## Given task
Restate the material word for word and leave out anything that is a picture.
══ Records shown ══
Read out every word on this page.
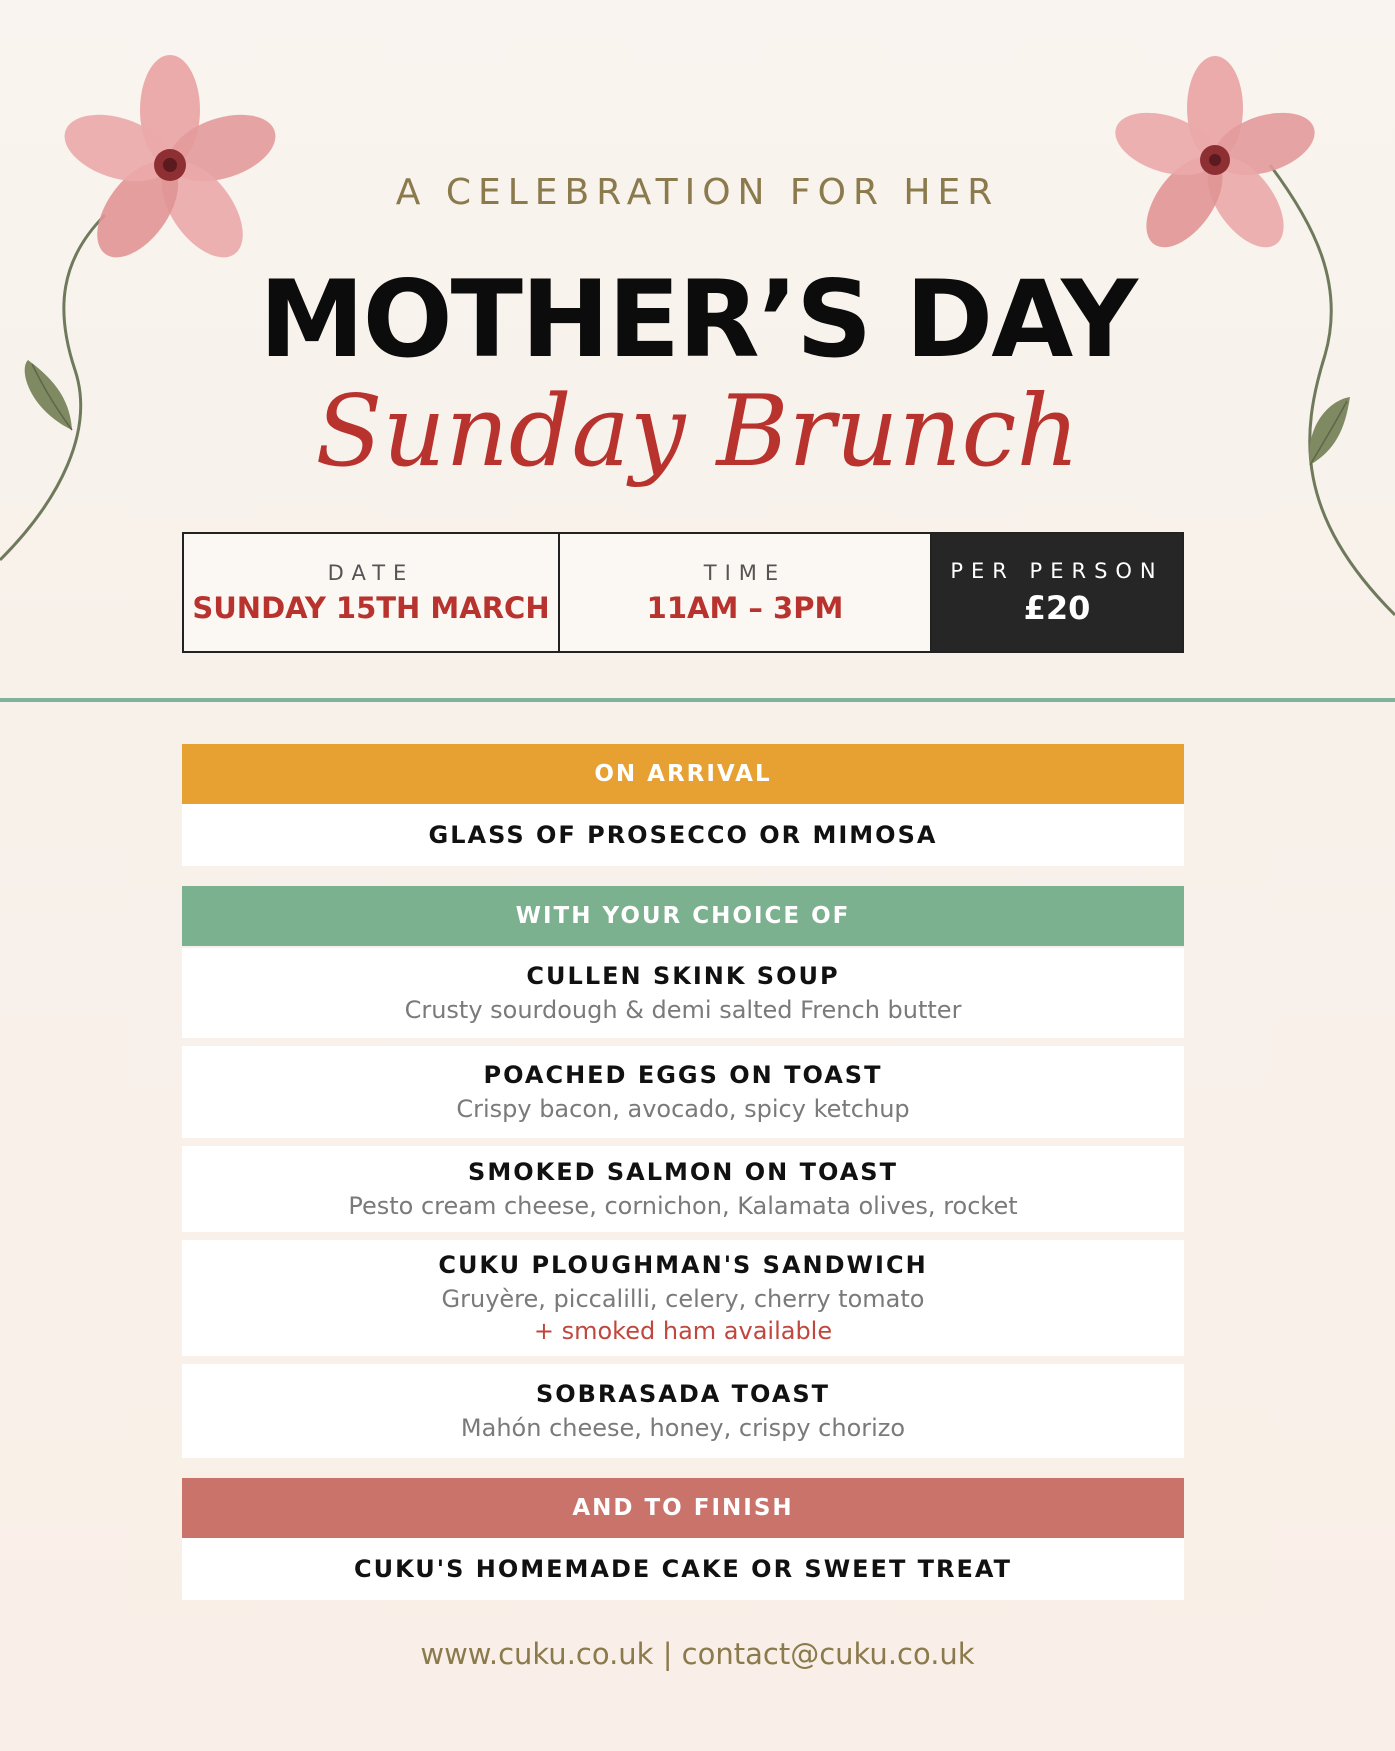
A CELEBRATION FOR HER
MOTHER’S DAY
Sunday Brunch
DATE
SUNDAY 15TH MARCH
TIME
11AM – 3PM
PER PERSON
£20
ON ARRIVAL
GLASS OF PROSECCO OR MIMOSA
WITH YOUR CHOICE OF
CULLEN SKINK SOUP
Crusty sourdough & demi salted French butter
POACHED EGGS ON TOAST
Crispy bacon, avocado, spicy ketchup
SMOKED SALMON ON TOAST
Pesto cream cheese, cornichon, Kalamata olives, rocket
CUKU PLOUGHMAN'S SANDWICH
Gruyère, piccalilli, celery, cherry tomato
+ smoked ham available
SOBRASADA TOAST
Mahón cheese, honey, crispy chorizo
AND TO FINISH
CUKU'S HOMEMADE CAKE OR SWEET TREAT
www.cuku.co.uk | contact@cuku.co.uk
═══
## Task output
Read out every word on this page.
A CELEBRATION FOR HER
MOTHER’S DAY
Sunday Brunch
DATE
SUNDAY 15TH MARCH
TIME
11AM – 3PM
PER PERSON
£20
ON ARRIVAL
GLASS OF PROSECCO OR MIMOSA
WITH YOUR CHOICE OF
CULLEN SKINK SOUP
Crusty sourdough & demi salted French butter
POACHED EGGS ON TOAST
Crispy bacon, avocado, spicy ketchup
SMOKED SALMON ON TOAST
Pesto cream cheese, cornichon, Kalamata olives, rocket
CUKU PLOUGHMAN'S SANDWICH
Gruyère, piccalilli, celery, cherry tomato
+ smoked ham available
SOBRASADA TOAST
Mahón cheese, honey, crispy chorizo
AND TO FINISH
CUKU'S HOMEMADE CAKE OR SWEET TREAT
www.cuku.co.uk | contact@cuku.co.uk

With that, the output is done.